### Data entries:

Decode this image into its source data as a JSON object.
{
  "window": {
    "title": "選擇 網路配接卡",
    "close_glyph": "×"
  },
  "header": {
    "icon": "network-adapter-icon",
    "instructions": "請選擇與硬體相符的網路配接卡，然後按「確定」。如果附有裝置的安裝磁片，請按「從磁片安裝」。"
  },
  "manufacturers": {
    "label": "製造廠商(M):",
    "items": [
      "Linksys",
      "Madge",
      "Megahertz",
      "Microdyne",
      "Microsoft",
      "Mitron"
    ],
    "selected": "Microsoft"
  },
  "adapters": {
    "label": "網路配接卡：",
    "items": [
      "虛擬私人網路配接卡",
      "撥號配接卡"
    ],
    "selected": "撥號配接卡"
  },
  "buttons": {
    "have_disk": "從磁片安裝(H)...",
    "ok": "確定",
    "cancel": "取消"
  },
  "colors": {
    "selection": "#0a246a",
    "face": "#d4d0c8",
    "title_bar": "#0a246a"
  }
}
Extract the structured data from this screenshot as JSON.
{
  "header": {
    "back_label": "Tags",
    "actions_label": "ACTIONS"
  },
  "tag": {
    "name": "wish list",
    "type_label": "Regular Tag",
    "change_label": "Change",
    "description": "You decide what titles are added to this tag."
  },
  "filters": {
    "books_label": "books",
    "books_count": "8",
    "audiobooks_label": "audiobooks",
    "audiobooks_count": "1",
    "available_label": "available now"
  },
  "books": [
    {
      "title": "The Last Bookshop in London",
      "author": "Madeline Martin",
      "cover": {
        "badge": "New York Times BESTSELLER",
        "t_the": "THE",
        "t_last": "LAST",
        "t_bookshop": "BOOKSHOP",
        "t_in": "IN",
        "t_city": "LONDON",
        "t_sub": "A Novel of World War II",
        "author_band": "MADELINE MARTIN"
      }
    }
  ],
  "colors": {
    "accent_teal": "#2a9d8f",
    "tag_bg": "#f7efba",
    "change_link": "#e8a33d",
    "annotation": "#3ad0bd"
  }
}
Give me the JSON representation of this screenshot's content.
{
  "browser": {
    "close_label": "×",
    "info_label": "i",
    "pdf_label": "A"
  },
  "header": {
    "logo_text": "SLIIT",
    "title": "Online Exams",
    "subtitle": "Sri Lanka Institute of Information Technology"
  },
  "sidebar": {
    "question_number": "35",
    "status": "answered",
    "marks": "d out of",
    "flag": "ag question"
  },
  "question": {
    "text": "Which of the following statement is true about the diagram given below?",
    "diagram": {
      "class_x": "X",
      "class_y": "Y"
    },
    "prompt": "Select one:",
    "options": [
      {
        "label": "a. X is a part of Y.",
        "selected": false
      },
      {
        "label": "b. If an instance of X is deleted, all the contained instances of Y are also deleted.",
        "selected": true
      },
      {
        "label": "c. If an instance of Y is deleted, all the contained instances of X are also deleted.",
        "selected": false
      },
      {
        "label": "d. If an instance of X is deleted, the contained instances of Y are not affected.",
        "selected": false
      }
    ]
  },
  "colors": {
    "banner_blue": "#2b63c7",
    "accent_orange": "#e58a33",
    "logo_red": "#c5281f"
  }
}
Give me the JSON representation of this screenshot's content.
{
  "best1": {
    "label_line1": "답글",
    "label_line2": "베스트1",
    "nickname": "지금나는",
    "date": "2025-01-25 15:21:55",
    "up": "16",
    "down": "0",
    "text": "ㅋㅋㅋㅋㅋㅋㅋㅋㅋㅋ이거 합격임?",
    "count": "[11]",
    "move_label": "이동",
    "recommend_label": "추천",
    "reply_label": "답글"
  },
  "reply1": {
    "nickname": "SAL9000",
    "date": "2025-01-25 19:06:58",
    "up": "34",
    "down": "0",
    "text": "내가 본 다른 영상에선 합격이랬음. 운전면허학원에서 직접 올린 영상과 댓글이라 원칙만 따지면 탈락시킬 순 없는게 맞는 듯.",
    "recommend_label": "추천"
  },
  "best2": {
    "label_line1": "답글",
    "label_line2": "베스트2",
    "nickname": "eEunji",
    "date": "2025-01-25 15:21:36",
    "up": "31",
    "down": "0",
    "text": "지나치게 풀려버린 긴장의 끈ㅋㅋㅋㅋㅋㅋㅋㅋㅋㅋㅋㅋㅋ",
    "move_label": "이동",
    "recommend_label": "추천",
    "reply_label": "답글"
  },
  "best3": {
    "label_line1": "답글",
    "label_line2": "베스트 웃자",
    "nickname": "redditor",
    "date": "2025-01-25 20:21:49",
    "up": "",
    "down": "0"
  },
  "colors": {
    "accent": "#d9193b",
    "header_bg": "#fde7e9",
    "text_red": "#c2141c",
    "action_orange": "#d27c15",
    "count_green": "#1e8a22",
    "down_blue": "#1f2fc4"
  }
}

### Your task:
Return every line containing "also".

### Output for this exercise:
        "label": "b. If an instance of X is deleted, all the contained instances of Y are also deleted.",
        "label": "c. If an instance of Y is deleted, all the contained instances of X are also deleted.",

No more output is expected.